Stored items:

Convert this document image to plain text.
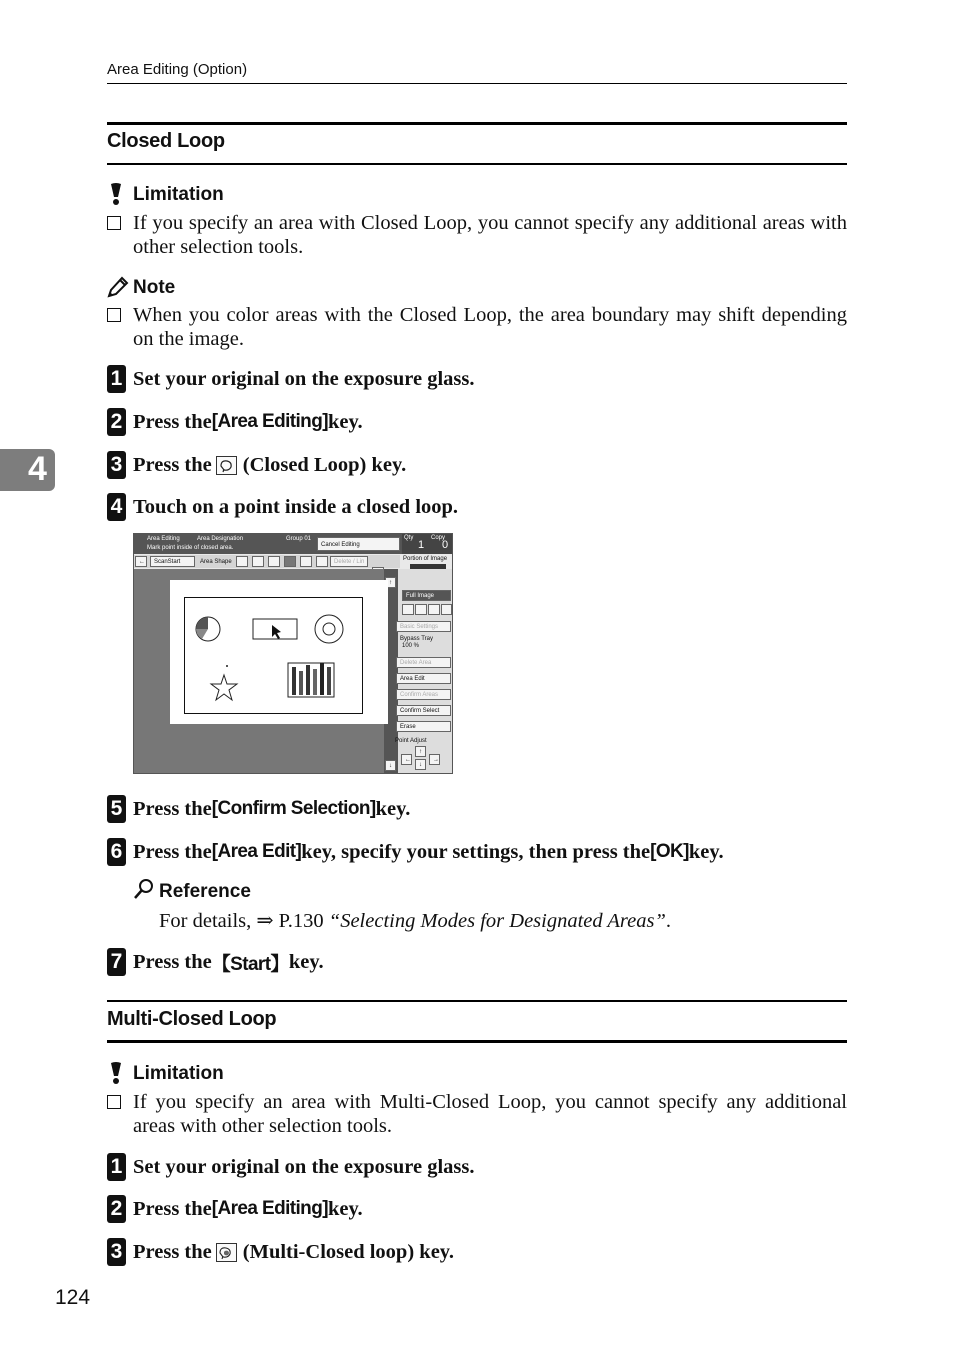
Area Editing (Option)
4
Closed Loop
Limitation
If you specify an area with Closed Loop, you cannot specify any additional areas with other selection tools.
Note
When you color areas with the Closed Loop, the area boundary may shift depending on the image.
1 Set your original on the exposure glass.
2 Press the [Area Editing] key.
3 Press the (Closed Loop) key.
4 Touch on a point inside a closed loop.
Area Editing	Area Designation	Group 01
Mark point inside of closed area.	Cancel Editing
Qty
1
Copy
0
←	ScanStart	Area Shape	Delete / Lin	Portion of Image
↑
↓
Full Image
Basic Settings
Bypass Tray
100 %
Delete Area
Area Edit
Confirm Areas
Confirm Select
Erase
Point Adjust
↑
←
↓
→
5 Press the [Confirm Selection] key.
6 Press the [Area Edit] key, specify your settings, then press the [OK] key.
Reference
For details, ⇒ P.130 “Selecting Modes for Designated Areas”.
7 Press the 【Start】 key.
Multi-Closed Loop
Limitation
If you specify an area with Multi-Closed Loop, you cannot specify any additional areas with other selection tools.
1 Set your original on the exposure glass.
2 Press the [Area Editing] key.
3 Press the (Multi-Closed loop) key.
124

▸ WRITTEN INSTRUCTION
Your task is to repeat the material above exactly, without its pictures.

▸ THE COMPLETED TASK
Convert this document image to plain text.
Area Editing (Option)
4
Closed Loop
Limitation
If you specify an area with Closed Loop, you cannot specify any additional areas with other selection tools.
Note
When you color areas with the Closed Loop, the area boundary may shift depending on the image.
1 Set your original on the exposure glass.
2 Press the [Area Editing] key.
3 Press the (Closed Loop) key.
4 Touch on a point inside a closed loop.
Area Editing	Area Designation	Group 01
Mark point inside of closed area.	Cancel Editing
Qty
1
Copy
0
←	ScanStart	Area Shape	Delete / Lin	Portion of Image
↑
↓
Full Image
Basic Settings
Bypass Tray
100 %
Delete Area
Area Edit
Confirm Areas
Confirm Select
Erase
Point Adjust
↑
←
↓
→
5 Press the [Confirm Selection] key.
6 Press the [Area Edit] key, specify your settings, then press the [OK] key.
Reference
For details, ⇒ P.130 “Selecting Modes for Designated Areas”.
7 Press the 【Start】 key.
Multi-Closed Loop
Limitation
If you specify an area with Multi-Closed Loop, you cannot specify any additional areas with other selection tools.
1 Set your original on the exposure glass.
2 Press the [Area Editing] key.
3 Press the (Multi-Closed loop) key.
124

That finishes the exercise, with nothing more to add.